• **Work to complete**
Quote, without change, all of the lines that follow.

• **Records to process**
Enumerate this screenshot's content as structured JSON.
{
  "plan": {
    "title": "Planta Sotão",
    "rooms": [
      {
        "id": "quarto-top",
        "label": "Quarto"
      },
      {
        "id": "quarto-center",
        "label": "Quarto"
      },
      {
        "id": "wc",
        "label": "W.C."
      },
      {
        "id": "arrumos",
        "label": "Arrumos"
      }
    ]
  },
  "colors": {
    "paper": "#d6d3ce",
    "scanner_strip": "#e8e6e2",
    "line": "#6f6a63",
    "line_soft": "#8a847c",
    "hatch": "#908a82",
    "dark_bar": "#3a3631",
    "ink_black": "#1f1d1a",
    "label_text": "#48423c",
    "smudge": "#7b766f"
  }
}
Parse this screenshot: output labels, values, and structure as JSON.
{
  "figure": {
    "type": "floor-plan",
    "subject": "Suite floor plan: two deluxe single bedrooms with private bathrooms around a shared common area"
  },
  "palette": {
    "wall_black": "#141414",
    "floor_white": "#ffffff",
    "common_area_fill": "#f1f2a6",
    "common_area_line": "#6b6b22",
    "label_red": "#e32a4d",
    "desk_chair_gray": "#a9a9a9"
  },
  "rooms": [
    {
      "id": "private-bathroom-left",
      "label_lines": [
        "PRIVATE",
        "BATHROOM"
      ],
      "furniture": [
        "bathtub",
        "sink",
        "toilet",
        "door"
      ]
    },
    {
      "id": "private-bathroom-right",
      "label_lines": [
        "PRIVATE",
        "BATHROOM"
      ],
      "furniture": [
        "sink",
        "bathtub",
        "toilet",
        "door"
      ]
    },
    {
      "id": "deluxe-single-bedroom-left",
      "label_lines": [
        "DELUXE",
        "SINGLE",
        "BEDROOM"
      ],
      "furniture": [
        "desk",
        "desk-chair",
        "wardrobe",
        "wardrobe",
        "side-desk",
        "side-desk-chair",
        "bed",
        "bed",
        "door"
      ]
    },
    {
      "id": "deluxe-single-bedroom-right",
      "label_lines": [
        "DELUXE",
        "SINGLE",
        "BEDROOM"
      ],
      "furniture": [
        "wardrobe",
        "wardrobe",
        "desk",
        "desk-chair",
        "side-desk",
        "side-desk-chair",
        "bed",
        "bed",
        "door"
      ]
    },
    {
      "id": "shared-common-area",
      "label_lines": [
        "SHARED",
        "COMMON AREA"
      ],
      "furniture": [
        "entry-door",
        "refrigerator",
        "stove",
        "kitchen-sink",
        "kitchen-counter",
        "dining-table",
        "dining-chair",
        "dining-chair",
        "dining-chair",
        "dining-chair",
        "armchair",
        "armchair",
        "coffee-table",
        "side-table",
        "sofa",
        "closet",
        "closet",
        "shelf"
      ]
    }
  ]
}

• **Finished answer**
Enumerate this screenshot's content as structured JSON.
{
  "plan": {
    "title": "Planta Sotão",
    "rooms": [
      {
        "id": "quarto-top",
        "label": "Quarto"
      },
      {
        "id": "quarto-center",
        "label": "Quarto"
      },
      {
        "id": "wc",
        "label": "W.C."
      },
      {
        "id": "arrumos",
        "label": "Arrumos"
      }
    ]
  },
  "colors": {
    "paper": "#d6d3ce",
    "scanner_strip": "#e8e6e2",
    "line": "#6f6a63",
    "line_soft": "#8a847c",
    "hatch": "#908a82",
    "dark_bar": "#3a3631",
    "ink_black": "#1f1d1a",
    "label_text": "#48423c",
    "smudge": "#7b766f"
  }
}
Parse this screenshot: output labels, values, and structure as JSON.
{
  "figure": {
    "type": "floor-plan",
    "subject": "Suite floor plan: two deluxe single bedrooms with private bathrooms around a shared common area"
  },
  "palette": {
    "wall_black": "#141414",
    "floor_white": "#ffffff",
    "common_area_fill": "#f1f2a6",
    "common_area_line": "#6b6b22",
    "label_red": "#e32a4d",
    "desk_chair_gray": "#a9a9a9"
  },
  "rooms": [
    {
      "id": "private-bathroom-left",
      "label_lines": [
        "PRIVATE",
        "BATHROOM"
      ],
      "furniture": [
        "bathtub",
        "sink",
        "toilet",
        "door"
      ]
    },
    {
      "id": "private-bathroom-right",
      "label_lines": [
        "PRIVATE",
        "BATHROOM"
      ],
      "furniture": [
        "sink",
        "bathtub",
        "toilet",
        "door"
      ]
    },
    {
      "id": "deluxe-single-bedroom-left",
      "label_lines": [
        "DELUXE",
        "SINGLE",
        "BEDROOM"
      ],
      "furniture": [
        "desk",
        "desk-chair",
        "wardrobe",
        "wardrobe",
        "side-desk",
        "side-desk-chair",
        "bed",
        "bed",
        "door"
      ]
    },
    {
      "id": "deluxe-single-bedroom-right",
      "label_lines": [
        "DELUXE",
        "SINGLE",
        "BEDROOM"
      ],
      "furniture": [
        "wardrobe",
        "wardrobe",
        "desk",
        "desk-chair",
        "side-desk",
        "side-desk-chair",
        "bed",
        "bed",
        "door"
      ]
    },
    {
      "id": "shared-common-area",
      "label_lines": [
        "SHARED",
        "COMMON AREA"
      ],
      "furniture": [
        "entry-door",
        "refrigerator",
        "stove",
        "kitchen-sink",
        "kitchen-counter",
        "dining-table",
        "dining-chair",
        "dining-chair",
        "dining-chair",
        "dining-chair",
        "armchair",
        "armchair",
        "coffee-table",
        "side-table",
        "sofa",
        "closet",
        "closet",
        "shelf"
      ]
    }
  ]
}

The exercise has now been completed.